# [Goal]
Display each line of the listing below that contains the string "再到完毕". Treat uppercase and lowercase as different when matching.

_ _ _ _ _

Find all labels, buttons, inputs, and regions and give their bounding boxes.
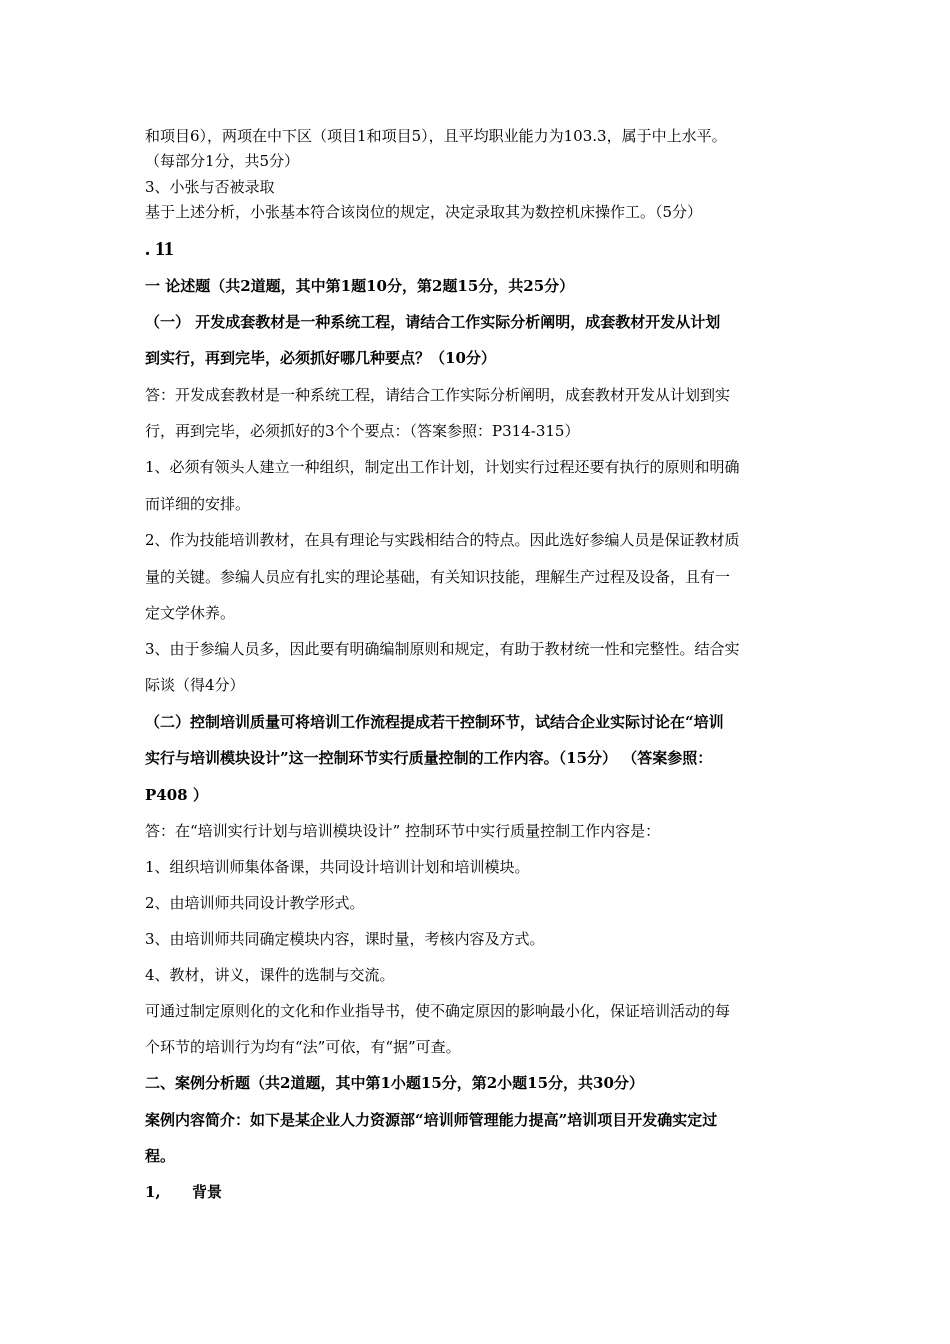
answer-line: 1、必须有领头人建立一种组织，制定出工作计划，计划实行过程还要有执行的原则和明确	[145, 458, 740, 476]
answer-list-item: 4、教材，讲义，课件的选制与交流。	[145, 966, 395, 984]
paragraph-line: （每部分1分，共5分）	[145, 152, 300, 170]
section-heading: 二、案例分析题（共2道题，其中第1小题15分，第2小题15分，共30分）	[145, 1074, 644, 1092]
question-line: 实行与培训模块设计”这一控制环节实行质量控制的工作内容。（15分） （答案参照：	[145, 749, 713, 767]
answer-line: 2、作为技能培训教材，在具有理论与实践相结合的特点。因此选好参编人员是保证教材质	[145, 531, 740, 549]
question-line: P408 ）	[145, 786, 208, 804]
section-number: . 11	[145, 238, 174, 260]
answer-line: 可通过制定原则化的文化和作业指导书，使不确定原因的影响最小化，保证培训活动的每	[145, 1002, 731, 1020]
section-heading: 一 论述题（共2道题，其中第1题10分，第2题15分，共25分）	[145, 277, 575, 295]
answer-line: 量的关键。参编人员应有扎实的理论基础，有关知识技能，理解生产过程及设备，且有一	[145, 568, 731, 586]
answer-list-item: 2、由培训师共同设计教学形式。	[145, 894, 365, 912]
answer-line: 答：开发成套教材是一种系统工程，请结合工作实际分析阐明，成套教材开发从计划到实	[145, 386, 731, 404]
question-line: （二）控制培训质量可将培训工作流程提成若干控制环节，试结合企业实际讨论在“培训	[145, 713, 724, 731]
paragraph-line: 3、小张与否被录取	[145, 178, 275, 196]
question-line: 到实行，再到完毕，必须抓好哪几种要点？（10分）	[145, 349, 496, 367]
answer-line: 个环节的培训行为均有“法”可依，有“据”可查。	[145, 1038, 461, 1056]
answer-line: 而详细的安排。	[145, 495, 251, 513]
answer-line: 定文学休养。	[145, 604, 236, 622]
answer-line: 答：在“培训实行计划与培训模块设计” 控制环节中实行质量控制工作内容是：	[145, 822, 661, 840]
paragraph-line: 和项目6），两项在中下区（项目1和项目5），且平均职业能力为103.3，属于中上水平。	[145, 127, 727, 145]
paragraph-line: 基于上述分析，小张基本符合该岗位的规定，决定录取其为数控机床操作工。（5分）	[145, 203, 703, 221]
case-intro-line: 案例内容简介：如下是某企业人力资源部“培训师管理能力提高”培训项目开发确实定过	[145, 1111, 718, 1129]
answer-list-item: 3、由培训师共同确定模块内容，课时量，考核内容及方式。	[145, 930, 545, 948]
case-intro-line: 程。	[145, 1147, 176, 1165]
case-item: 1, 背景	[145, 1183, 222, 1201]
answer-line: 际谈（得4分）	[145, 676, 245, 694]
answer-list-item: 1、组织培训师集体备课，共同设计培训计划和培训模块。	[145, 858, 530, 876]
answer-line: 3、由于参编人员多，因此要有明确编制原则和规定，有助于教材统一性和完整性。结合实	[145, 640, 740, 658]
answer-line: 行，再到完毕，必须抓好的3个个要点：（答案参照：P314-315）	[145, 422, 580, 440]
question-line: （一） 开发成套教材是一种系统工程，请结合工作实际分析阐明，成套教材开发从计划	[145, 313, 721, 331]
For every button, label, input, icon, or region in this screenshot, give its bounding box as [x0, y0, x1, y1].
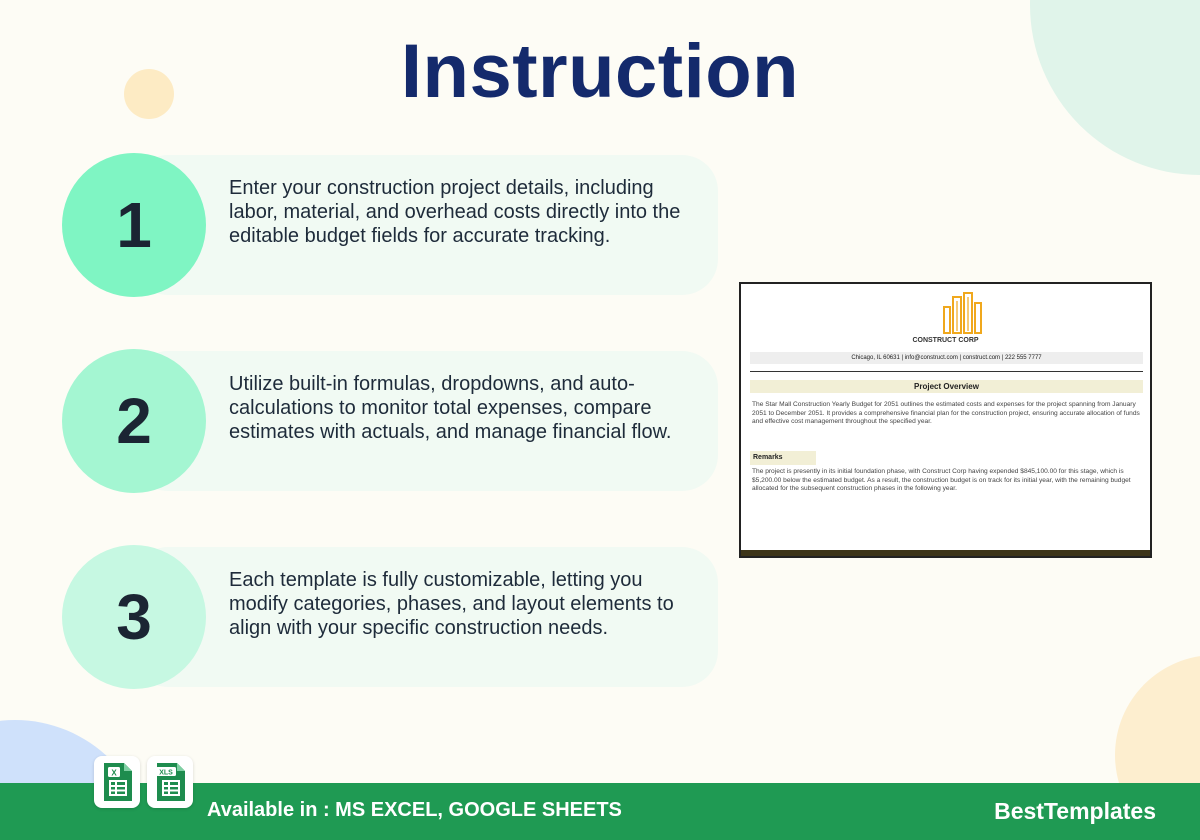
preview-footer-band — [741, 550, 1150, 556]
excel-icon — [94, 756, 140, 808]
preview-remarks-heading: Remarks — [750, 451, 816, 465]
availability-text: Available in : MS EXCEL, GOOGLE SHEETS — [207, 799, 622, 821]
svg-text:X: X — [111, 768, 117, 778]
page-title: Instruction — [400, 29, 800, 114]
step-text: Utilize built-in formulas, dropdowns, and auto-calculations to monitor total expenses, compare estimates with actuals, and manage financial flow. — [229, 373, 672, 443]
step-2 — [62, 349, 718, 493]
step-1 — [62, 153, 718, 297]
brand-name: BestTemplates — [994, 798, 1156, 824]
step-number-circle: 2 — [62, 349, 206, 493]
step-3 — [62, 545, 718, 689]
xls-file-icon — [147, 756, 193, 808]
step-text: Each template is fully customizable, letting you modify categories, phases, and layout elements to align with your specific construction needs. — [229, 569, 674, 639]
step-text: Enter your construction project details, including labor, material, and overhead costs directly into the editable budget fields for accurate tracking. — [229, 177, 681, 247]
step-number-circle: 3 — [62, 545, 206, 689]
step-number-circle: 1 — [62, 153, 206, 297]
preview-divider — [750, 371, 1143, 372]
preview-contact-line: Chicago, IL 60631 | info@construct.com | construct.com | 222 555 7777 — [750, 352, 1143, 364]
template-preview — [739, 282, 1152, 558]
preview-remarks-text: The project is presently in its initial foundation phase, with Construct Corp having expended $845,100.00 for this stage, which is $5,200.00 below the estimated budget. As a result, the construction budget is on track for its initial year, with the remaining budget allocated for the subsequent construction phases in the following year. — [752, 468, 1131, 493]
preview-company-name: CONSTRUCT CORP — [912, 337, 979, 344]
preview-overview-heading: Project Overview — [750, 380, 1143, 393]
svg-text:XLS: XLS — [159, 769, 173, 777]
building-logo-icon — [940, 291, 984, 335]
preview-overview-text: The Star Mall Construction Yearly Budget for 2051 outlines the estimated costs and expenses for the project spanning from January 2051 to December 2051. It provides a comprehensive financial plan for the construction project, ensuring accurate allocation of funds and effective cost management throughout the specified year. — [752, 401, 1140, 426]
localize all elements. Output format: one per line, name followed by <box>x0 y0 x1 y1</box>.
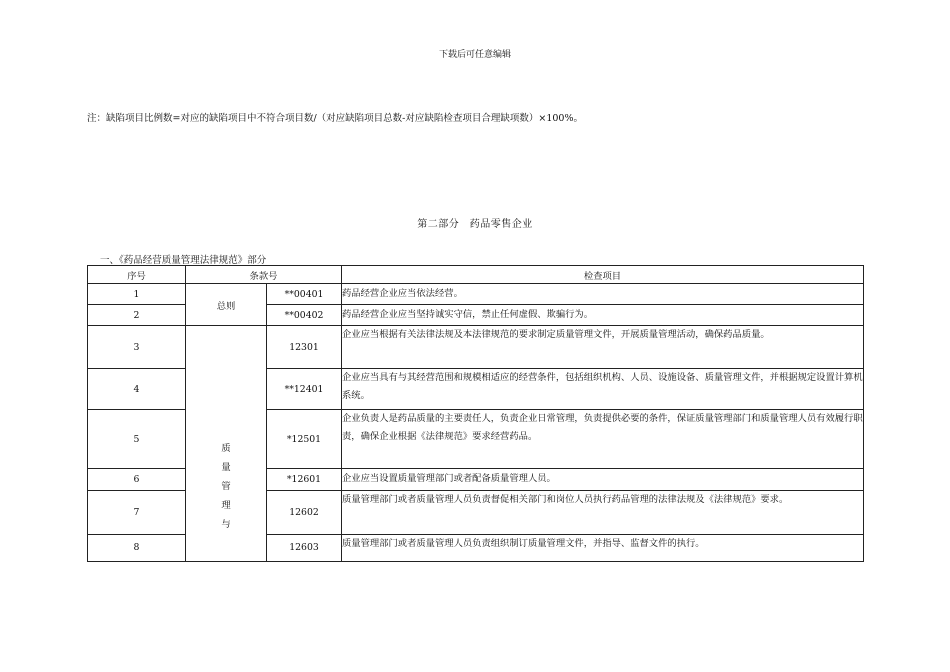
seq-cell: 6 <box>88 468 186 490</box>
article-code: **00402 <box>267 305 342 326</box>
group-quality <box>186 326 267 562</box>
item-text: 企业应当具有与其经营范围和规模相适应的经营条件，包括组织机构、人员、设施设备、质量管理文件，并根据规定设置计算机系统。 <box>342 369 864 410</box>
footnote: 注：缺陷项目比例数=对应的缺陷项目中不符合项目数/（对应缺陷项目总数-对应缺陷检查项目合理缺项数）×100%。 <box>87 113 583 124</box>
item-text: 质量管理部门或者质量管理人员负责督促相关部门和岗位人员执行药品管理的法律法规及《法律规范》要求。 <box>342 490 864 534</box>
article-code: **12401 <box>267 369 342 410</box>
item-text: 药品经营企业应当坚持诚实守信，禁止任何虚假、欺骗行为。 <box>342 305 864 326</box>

_ _ _ _ _

# [Full output]
question-line: 到实行，再到完毕，必须抓好哪几种要点？（10分）	[145, 349, 496, 367]
answer-line: 行，再到完毕，必须抓好的3个个要点：（答案参照：P314-315）	[145, 422, 580, 440]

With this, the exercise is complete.